Problem details » Using the exact wording, repeat every line of the material.

Data for processing »
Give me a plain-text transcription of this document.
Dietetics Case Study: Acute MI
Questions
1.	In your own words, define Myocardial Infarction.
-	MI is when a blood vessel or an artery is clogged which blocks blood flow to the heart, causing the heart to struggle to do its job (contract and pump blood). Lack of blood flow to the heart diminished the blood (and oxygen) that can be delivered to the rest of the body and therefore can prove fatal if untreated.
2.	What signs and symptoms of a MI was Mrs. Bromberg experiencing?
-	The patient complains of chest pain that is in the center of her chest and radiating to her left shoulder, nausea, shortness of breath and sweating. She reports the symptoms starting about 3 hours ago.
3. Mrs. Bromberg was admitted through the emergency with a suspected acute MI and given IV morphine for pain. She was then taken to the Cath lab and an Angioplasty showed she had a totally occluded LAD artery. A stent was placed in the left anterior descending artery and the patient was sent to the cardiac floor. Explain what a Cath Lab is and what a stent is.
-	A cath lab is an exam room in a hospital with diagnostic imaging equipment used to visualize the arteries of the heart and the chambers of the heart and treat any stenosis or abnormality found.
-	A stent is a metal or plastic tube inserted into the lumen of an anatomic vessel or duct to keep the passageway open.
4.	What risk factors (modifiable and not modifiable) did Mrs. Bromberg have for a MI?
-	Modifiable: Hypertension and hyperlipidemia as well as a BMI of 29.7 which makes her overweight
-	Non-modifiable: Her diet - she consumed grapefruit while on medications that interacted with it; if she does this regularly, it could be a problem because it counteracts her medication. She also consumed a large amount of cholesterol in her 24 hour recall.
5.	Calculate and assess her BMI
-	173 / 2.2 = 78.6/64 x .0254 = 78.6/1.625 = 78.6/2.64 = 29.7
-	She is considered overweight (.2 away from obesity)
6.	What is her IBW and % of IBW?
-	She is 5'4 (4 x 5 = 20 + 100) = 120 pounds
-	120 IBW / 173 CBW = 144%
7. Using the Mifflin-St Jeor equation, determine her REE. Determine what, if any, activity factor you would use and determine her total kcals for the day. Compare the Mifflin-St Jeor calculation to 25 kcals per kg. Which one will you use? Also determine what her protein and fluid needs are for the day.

Response »
Give me a plain-text transcription of this document.
Dietetics Case Study: Acute MI
Questions
1.	In your own words, define Myocardial Infarction.
-	MI is when a blood vessel or an artery is clogged which blocks blood flow to the heart, causing the heart to struggle to do its job (contract and pump blood). Lack of blood flow to the heart diminished the blood (and oxygen) that can be delivered to the rest of the body and therefore can prove fatal if untreated.
2.	What signs and symptoms of a MI was Mrs. Bromberg experiencing?
-	The patient complains of chest pain that is in the center of her chest and radiating to her left shoulder, nausea, shortness of breath and sweating. She reports the symptoms starting about 3 hours ago.
3. Mrs. Bromberg was admitted through the emergency with a suspected acute MI and given IV morphine for pain. She was then taken to the Cath lab and an Angioplasty showed she had a totally occluded LAD artery. A stent was placed in the left anterior descending artery and the patient was sent to the cardiac floor. Explain what a Cath Lab is and what a stent is.
-	A cath lab is an exam room in a hospital with diagnostic imaging equipment used to visualize the arteries of the heart and the chambers of the heart and treat any stenosis or abnormality found.
-	A stent is a metal or plastic tube inserted into the lumen of an anatomic vessel or duct to keep the passageway open.
4.	What risk factors (modifiable and not modifiable) did Mrs. Bromberg have for a MI?
-	Modifiable: Hypertension and hyperlipidemia as well as a BMI of 29.7 which makes her overweight
-	Non-modifiable: Her diet - she consumed grapefruit while on medications that interacted with it; if she does this regularly, it could be a problem because it counteracts her medication. She also consumed a large amount of cholesterol in her 24 hour recall.
5.	Calculate and assess her BMI
-	173 / 2.2 = 78.6/64 x .0254 = 78.6/1.625 = 78.6/2.64 = 29.7
-	She is considered overweight (.2 away from obesity)
6.	What is her IBW and % of IBW?
-	She is 5'4 (4 x 5 = 20 + 100) = 120 pounds
-	120 IBW / 173 CBW = 144%
7. Using the Mifflin-St Jeor equation, determine her REE. Determine what, if any, activity factor you would use and determine her total kcals for the day. Compare the Mifflin-St Jeor calculation to 25 kcals per kg. Which one will you use? Also determine what her protein and fluid needs are for the day.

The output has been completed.